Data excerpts
⟨

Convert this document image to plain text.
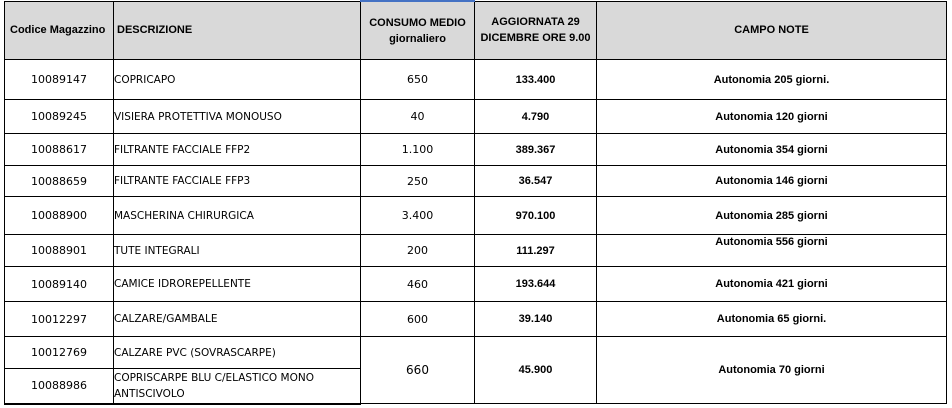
Codice Magazzino	DESCRIZIONE	CONSUMO MEDIO giornaliero	AGGIORNATA 29 DICEMBRE ORE 9.00	CAMPO NOTE
10089147	COPRICAPO	650	133.400	Autonomia 205 giorni.
10089245	VISIERA PROTETTIVA MONOUSO	40	4.790	Autonomia 120 giorni
10088617	FILTRANTE FACCIALE FFP2	1.100	389.367	Autonomia 354 giorni
10088659	FILTRANTE FACCIALE FFP3	250	36.547	Autonomia 146 giorni
10088900	MASCHERINA CHIRURGICA	3.400	970.100	Autonomia 285 giorni
10088901	TUTE INTEGRALI	200	111.297	Autonomia 556 giorni
10089140	CAMICE IDROREPELLENTE	460	193.644	Autonomia 421 giorni
10012297	CALZARE/GAMBALE	600	39.140	Autonomia 65 giorni.
10012769	CALZARE PVC (SOVRASCARPE)	660	45.900	Autonomia 70 giorni
10088986	COPRISCARPE BLU C/ELASTICO MONO ANTISCIVOLO			
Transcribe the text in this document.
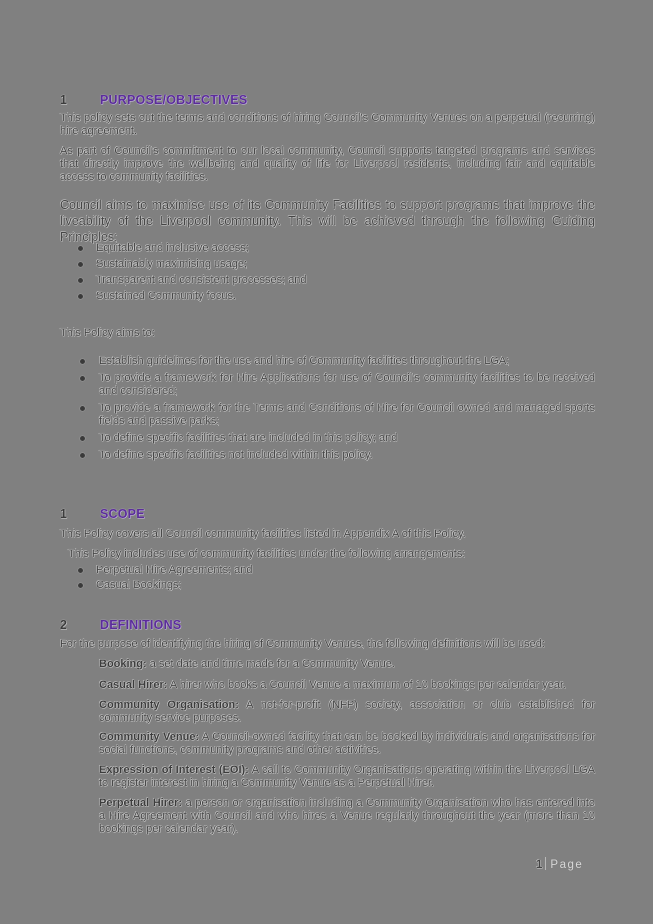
1	PURPOSE/OBJECTIVES

This policy sets out the terms and conditions of hiring Council's Community Venues on a perpetual (recurring) hire agreement.

As part of Council's commitment to our local community, Council supports targeted programs and services that directly improve the wellbeing and quality of life for Liverpool residents, including fair and equitable access to community facilities.

Council aims to maximise use of its Community Facilities to support programs that improve the liveability of the Liverpool community. This will be achieved through the following Guiding Principles:

Equitable and inclusive access;
Sustainably maximising usage;
Transparent and consistent processes; and
Sustained Community focus.

This Policy aims to:

Establish guidelines for the use and hire of Community facilities throughout the LGA;
To provide a framework for Hire Applications for use of Council's community facilities to be received and considered;
To provide a framework for the Terms and Conditions of Hire for Council owned and managed sports fields and passive parks;
To define specific facilities that are included in this policy; and
To define specific facilities not included within this policy.
1	SCOPE

This Policy covers all Council community facilities listed in Appendix A of this Policy.

This Policy includes use of community facilities under the following arrangements:

Perpetual Hire Agreements; and
Casual Bookings;
2	DEFINITIONS

For the purpose of identifying the hiring of Community Venues, the following definitions will be used:

Booking: a set date and time made for a Community Venue.
Casual Hirer: A hirer who books a Council Venue a maximum of 10 bookings per calendar year.
Community Organisation: A not-for-profit (NFP) society, association or club established for community service purposes.
Community Venue: A Council-owned facility that can be booked by individuals and organisations for social functions, community programs and other activities.
Expression of Interest (EOI): A call to Community Organisations operating within the Liverpool LGA to register interest in hiring a Community Venue as a Perpetual Hirer.
Perpetual Hirer: a person or organisation including a Community Organisation who has entered into a Hire Agreement with Council and who hires a Venue regularly throughout the year (more than 10 bookings per calendar year).
1 Page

⟩

- Exercise
Retype the whole listing exactly and leave the pictures out.

- Complete output
Convert this document image to plain text.
Codice Magazzino	DESCRIZIONE	CONSUMO MEDIO giornaliero	AGGIORNATA 29 DICEMBRE ORE 9.00	CAMPO NOTE
10089147	COPRICAPO	650	133.400	Autonomia 205 giorni.
10089245	VISIERA PROTETTIVA MONOUSO	40	4.790	Autonomia 120 giorni
10088617	FILTRANTE FACCIALE FFP2	1.100	389.367	Autonomia 354 giorni
10088659	FILTRANTE FACCIALE FFP3	250	36.547	Autonomia 146 giorni
10088900	MASCHERINA CHIRURGICA	3.400	970.100	Autonomia 285 giorni
10088901	TUTE INTEGRALI	200	111.297	Autonomia 556 giorni
10089140	CAMICE IDROREPELLENTE	460	193.644	Autonomia 421 giorni
10012297	CALZARE/GAMBALE	600	39.140	Autonomia 65 giorni.
10012769	CALZARE PVC (SOVRASCARPE)	660	45.900	Autonomia 70 giorni
10088986	COPRISCARPE BLU C/ELASTICO MONO ANTISCIVOLO			
Transcribe the text in this document.
1	PURPOSE/OBJECTIVES

This policy sets out the terms and conditions of hiring Council's Community Venues on a perpetual (recurring) hire agreement.

As part of Council's commitment to our local community, Council supports targeted programs and services that directly improve the wellbeing and quality of life for Liverpool residents, including fair and equitable access to community facilities.

Council aims to maximise use of its Community Facilities to support programs that improve the liveability of the Liverpool community. This will be achieved through the following Guiding Principles:

Equitable and inclusive access;
Sustainably maximising usage;
Transparent and consistent processes; and
Sustained Community focus.

This Policy aims to:

Establish guidelines for the use and hire of Community facilities throughout the LGA;
To provide a framework for Hire Applications for use of Council's community facilities to be received and considered;
To provide a framework for the Terms and Conditions of Hire for Council owned and managed sports fields and passive parks;
To define specific facilities that are included in this policy; and
To define specific facilities not included within this policy.
1	SCOPE

This Policy covers all Council community facilities listed in Appendix A of this Policy.

This Policy includes use of community facilities under the following arrangements:

Perpetual Hire Agreements; and
Casual Bookings;
2	DEFINITIONS

For the purpose of identifying the hiring of Community Venues, the following definitions will be used:

Booking: a set date and time made for a Community Venue.
Casual Hirer: A hirer who books a Council Venue a maximum of 10 bookings per calendar year.
Community Organisation: A not-for-profit (NFP) society, association or club established for community service purposes.
Community Venue: A Council-owned facility that can be booked by individuals and organisations for social functions, community programs and other activities.
Expression of Interest (EOI): A call to Community Organisations operating within the Liverpool LGA to register interest in hiring a Community Venue as a Perpetual Hirer.
Perpetual Hirer: a person or organisation including a Community Organisation who has entered into a Hire Agreement with Council and who hires a Venue regularly throughout the year (more than 10 bookings per calendar year).
1 Page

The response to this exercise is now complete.